Among the entries below, find the lines with "Linear" and copy them.

=======

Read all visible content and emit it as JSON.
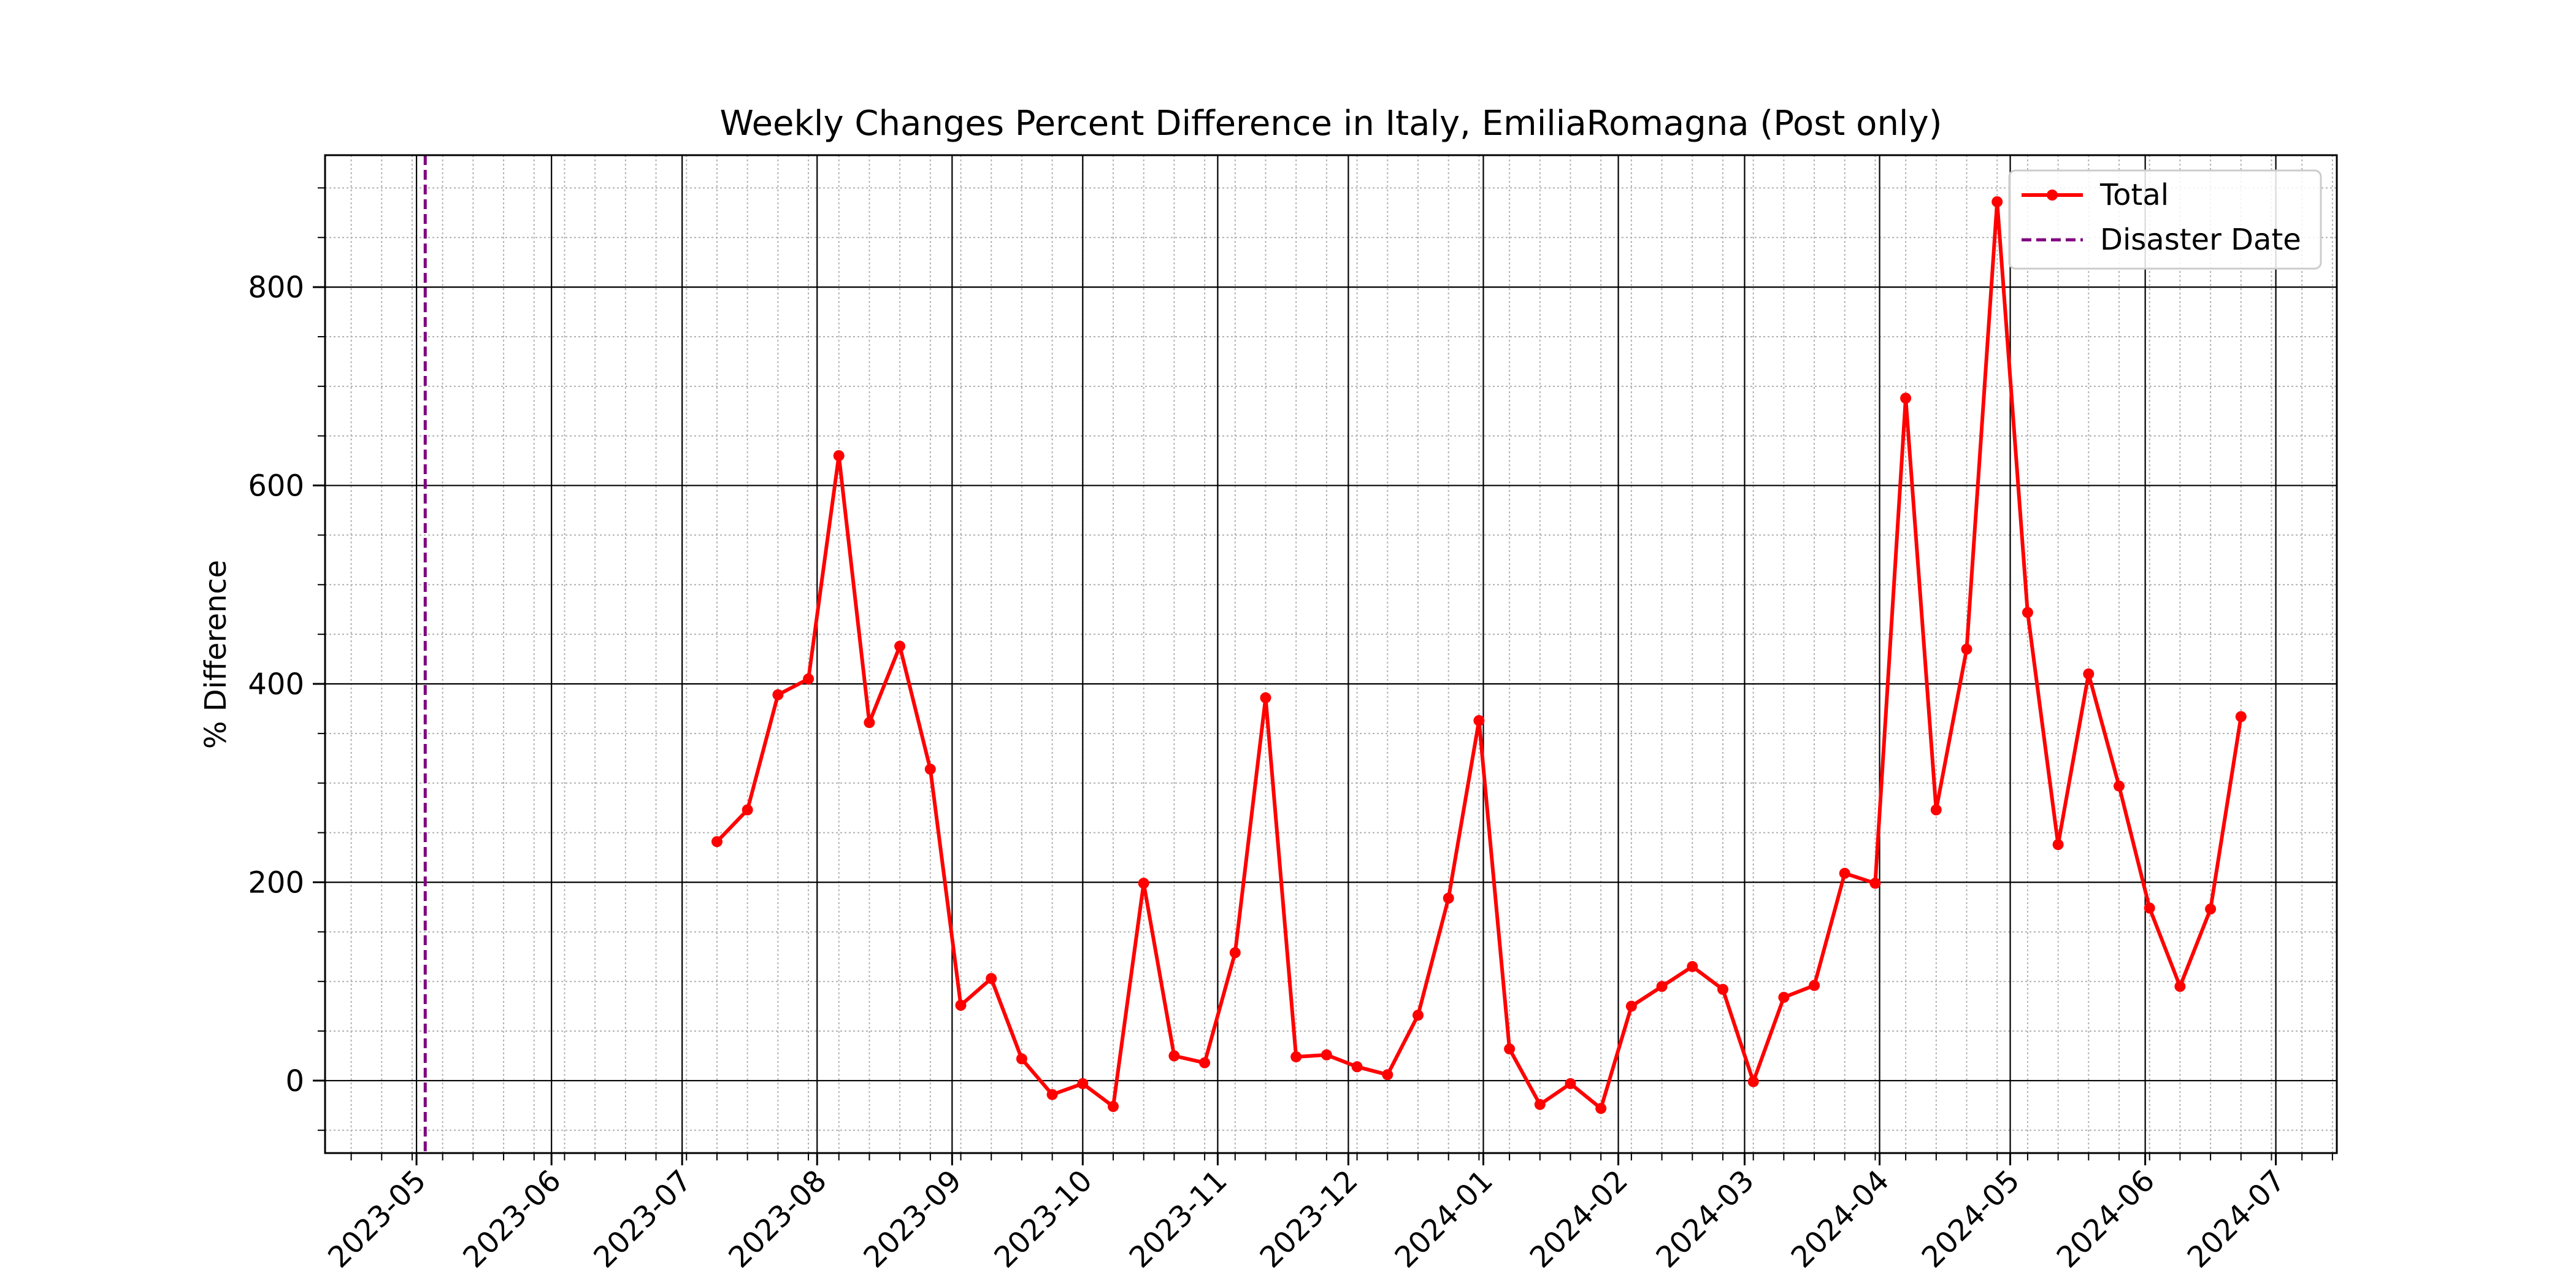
{
  "chart_data": {
    "type": "line",
    "title": "Weekly Changes Percent Difference in Italy, EmiliaRomagna (Post only)",
    "xlabel": "",
    "ylabel": "% Difference",
    "x_ticks": [
      "2023-05",
      "2023-06",
      "2023-07",
      "2023-08",
      "2023-09",
      "2023-10",
      "2023-11",
      "2023-12",
      "2024-01",
      "2024-02",
      "2024-03",
      "2024-04",
      "2024-05",
      "2024-06",
      "2024-07"
    ],
    "y_ticks": [
      0,
      200,
      400,
      600,
      800
    ],
    "xlim": [
      "2023-04-10",
      "2024-07-15"
    ],
    "ylim": [
      -73,
      933
    ],
    "grid": {
      "major": true,
      "minor": true
    },
    "legend": {
      "position": "upper right",
      "entries": [
        "Total",
        "Disaster Date"
      ]
    },
    "colors": {
      "series": "#ff0000",
      "disaster": "#800080"
    },
    "series": [
      {
        "name": "Total",
        "x": [
          "2023-07-09",
          "2023-07-16",
          "2023-07-23",
          "2023-07-30",
          "2023-08-06",
          "2023-08-13",
          "2023-08-20",
          "2023-08-27",
          "2023-09-03",
          "2023-09-10",
          "2023-09-17",
          "2023-09-24",
          "2023-10-01",
          "2023-10-08",
          "2023-10-15",
          "2023-10-22",
          "2023-10-29",
          "2023-11-05",
          "2023-11-12",
          "2023-11-19",
          "2023-11-26",
          "2023-12-03",
          "2023-12-10",
          "2023-12-17",
          "2023-12-24",
          "2023-12-31",
          "2024-01-07",
          "2024-01-14",
          "2024-01-21",
          "2024-01-28",
          "2024-02-04",
          "2024-02-11",
          "2024-02-18",
          "2024-02-25",
          "2024-03-03",
          "2024-03-10",
          "2024-03-17",
          "2024-03-24",
          "2024-03-31",
          "2024-04-07",
          "2024-04-14",
          "2024-04-21",
          "2024-04-28",
          "2024-05-05",
          "2024-05-12",
          "2024-05-19",
          "2024-05-26",
          "2024-06-02",
          "2024-06-09",
          "2024-06-16",
          "2024-06-23"
        ],
        "values": [
          241,
          273,
          389,
          405,
          630,
          361,
          438,
          314,
          76,
          103,
          22,
          -14,
          -3,
          -26,
          199,
          25,
          18,
          129,
          386,
          24,
          26,
          14,
          6,
          66,
          184,
          363,
          32,
          -24,
          -3,
          -28,
          75,
          95,
          115,
          92,
          -1,
          84,
          96,
          209,
          199,
          688,
          273,
          435,
          886,
          472,
          238,
          410,
          297,
          174,
          95,
          173,
          367
        ]
      }
    ],
    "disaster_date": "2023-05-03"
  }
}
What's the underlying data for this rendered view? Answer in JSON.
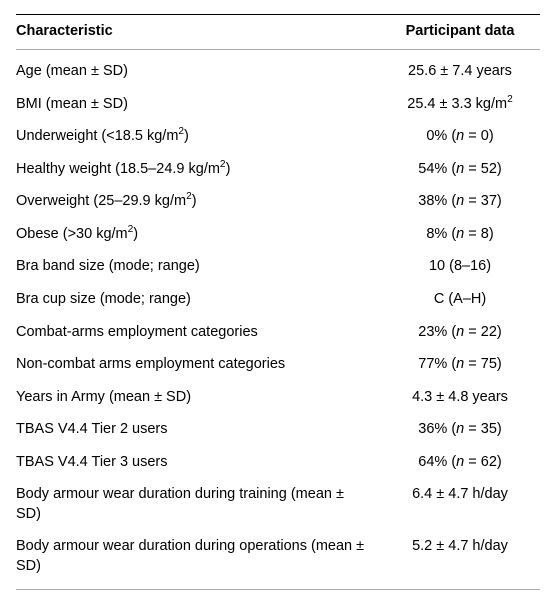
{
  "header": {
    "col1": "Characteristic",
    "col2": "Participant data"
  },
  "rows": [
    {
      "char": "Age (mean ± SD)",
      "val": "25.6 ± 7.4 years"
    },
    {
      "char": "BMI (mean ± SD)",
      "val": "25.4 ± 3.3 kg/m<span class=\"sup\">2</span>"
    },
    {
      "char": "Underweight (<18.5 kg/m<span class=\"sup\">2</span>)",
      "val": "0% (<span class=\"ital\">n</span> = 0)"
    },
    {
      "char": "Healthy weight (18.5–24.9 kg/m<span class=\"sup\">2</span>)",
      "val": "54% (<span class=\"ital\">n</span> = 52)"
    },
    {
      "char": "Overweight (25–29.9 kg/m<span class=\"sup\">2</span>)",
      "val": "38% (<span class=\"ital\">n</span> = 37)"
    },
    {
      "char": "Obese (>30 kg/m<span class=\"sup\">2</span>)",
      "val": "8% (<span class=\"ital\">n</span> = 8)"
    },
    {
      "char": "Bra band size (mode; range)",
      "val": "10 (8–16)"
    },
    {
      "char": "Bra cup size (mode; range)",
      "val": "C (A–H)"
    },
    {
      "char": "Combat-arms employment categories",
      "val": "23% (<span class=\"ital\">n</span> = 22)"
    },
    {
      "char": "Non-combat arms employment categories",
      "val": "77% (<span class=\"ital\">n</span> = 75)"
    },
    {
      "char": "Years in Army (mean ± SD)",
      "val": "4.3 ± 4.8 years"
    },
    {
      "char": "TBAS V4.4 Tier 2 users",
      "val": "36% (<span class=\"ital\">n</span> = 35)"
    },
    {
      "char": "TBAS V4.4 Tier 3 users",
      "val": "64% (<span class=\"ital\">n</span> = 62)"
    },
    {
      "char": "Body armour wear duration during training (mean ± SD)",
      "val": "6.4 ± 4.7 h/day"
    },
    {
      "char": "Body armour wear duration during operations (mean ± SD)",
      "val": "5.2 ± 4.7 h/day"
    }
  ]
}
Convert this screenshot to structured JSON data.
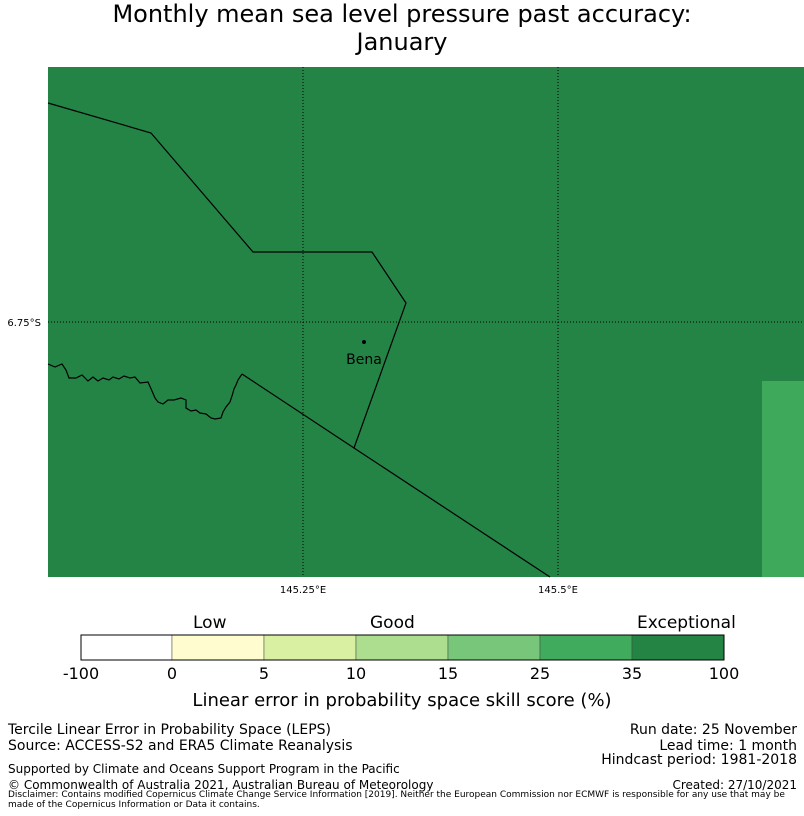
{
  "title": {
    "line1": "Monthly mean sea level pressure past accuracy:",
    "line2": "January"
  },
  "map": {
    "colors": {
      "ocean_land": "#248446",
      "cell_lighter": "#3fa95b",
      "border": "#000000"
    },
    "gridlines": {
      "lat_label": "6.75°S",
      "lon_labels": [
        "145.25°E",
        "145.5°E"
      ]
    },
    "town": {
      "name": "Bena"
    }
  },
  "colorbar": {
    "category_labels": [
      "Low",
      "Good",
      "Exceptional"
    ],
    "ticks": [
      "-100",
      "0",
      "5",
      "10",
      "15",
      "25",
      "35",
      "100"
    ],
    "colors": [
      "#ffffff",
      "#fffdd0",
      "#d9f0a3",
      "#addd8e",
      "#78c679",
      "#41ab5d",
      "#238443"
    ],
    "title": "Linear error in probability space skill score (%)"
  },
  "footer": {
    "left": {
      "line1": "Tercile Linear Error in Probability Space (LEPS)",
      "line2": "Source: ACCESS-S2 and ERA5 Climate Reanalysis",
      "line3": "Supported by Climate and Oceans Support Program in the Pacific",
      "line4": "© Commonwealth of Australia 2021, Australian Bureau of Meteorology"
    },
    "right": {
      "run_date": "Run date: 25 November",
      "lead_time": "Lead time: 1 month",
      "hindcast": "Hindcast period: 1981-2018",
      "created": "Created: 27/10/2021"
    },
    "disclaimer": "Disclaimer: Contains modified Copernicus Climate Change Service Information [2019]. Neither the European Commission nor ECMWF is responsible for any use that may be made of the Copernicus Information or Data it contains."
  }
}
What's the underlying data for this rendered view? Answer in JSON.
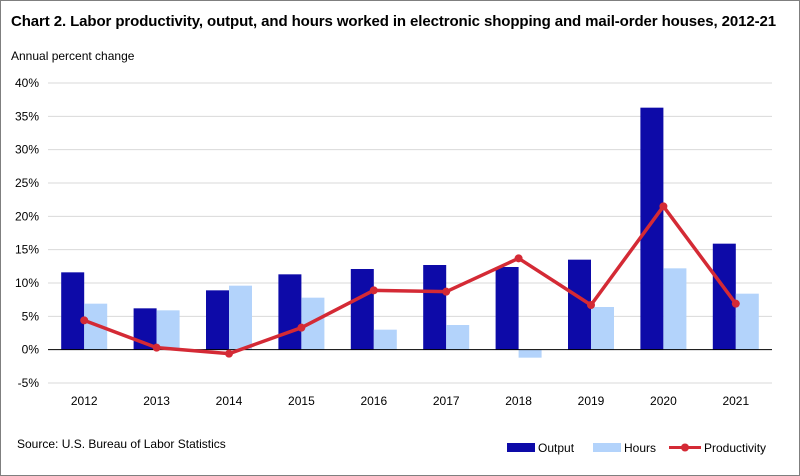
{
  "title": "Chart 2. Labor productivity, output, and hours worked in electronic shopping and mail-order houses, 2012-21",
  "source": "Source: U.S. Bureau of Labor Statistics",
  "colors": {
    "output": "#0d0aa8",
    "hours": "#b3d3fb",
    "productivity": "#d42a35",
    "grid": "#d9d9d9",
    "axis": "#000000"
  },
  "chart_data": {
    "type": "bar",
    "title": "Chart 2. Labor productivity, output, and hours worked in electronic shopping and mail-order houses, 2012-21",
    "ylabel": "Annual percent change",
    "xlabel": "",
    "ylim": [
      -5,
      40
    ],
    "yticks": [
      -5,
      0,
      5,
      10,
      15,
      20,
      25,
      30,
      35,
      40
    ],
    "ytick_labels": [
      "-5%",
      "0%",
      "5%",
      "10%",
      "15%",
      "20%",
      "25%",
      "30%",
      "35%",
      "40%"
    ],
    "grid": true,
    "legend_position": "bottom-right",
    "categories": [
      "2012",
      "2013",
      "2014",
      "2015",
      "2016",
      "2017",
      "2018",
      "2019",
      "2020",
      "2021"
    ],
    "series": [
      {
        "name": "Output",
        "type": "bar",
        "values": [
          11.6,
          6.2,
          8.9,
          11.3,
          12.1,
          12.7,
          12.4,
          13.5,
          36.3,
          15.9
        ]
      },
      {
        "name": "Hours",
        "type": "bar",
        "values": [
          6.9,
          5.9,
          9.6,
          7.8,
          3.0,
          3.7,
          -1.2,
          6.4,
          12.2,
          8.4
        ]
      },
      {
        "name": "Productivity",
        "type": "line",
        "values": [
          4.4,
          0.3,
          -0.6,
          3.3,
          8.9,
          8.7,
          13.7,
          6.7,
          21.5,
          6.9
        ]
      }
    ]
  }
}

=======

> _Task solution_:
    "title": "Linear error in probability space skill score (%)"
      "line1": "Tercile Linear Error in Probability Space (LEPS)",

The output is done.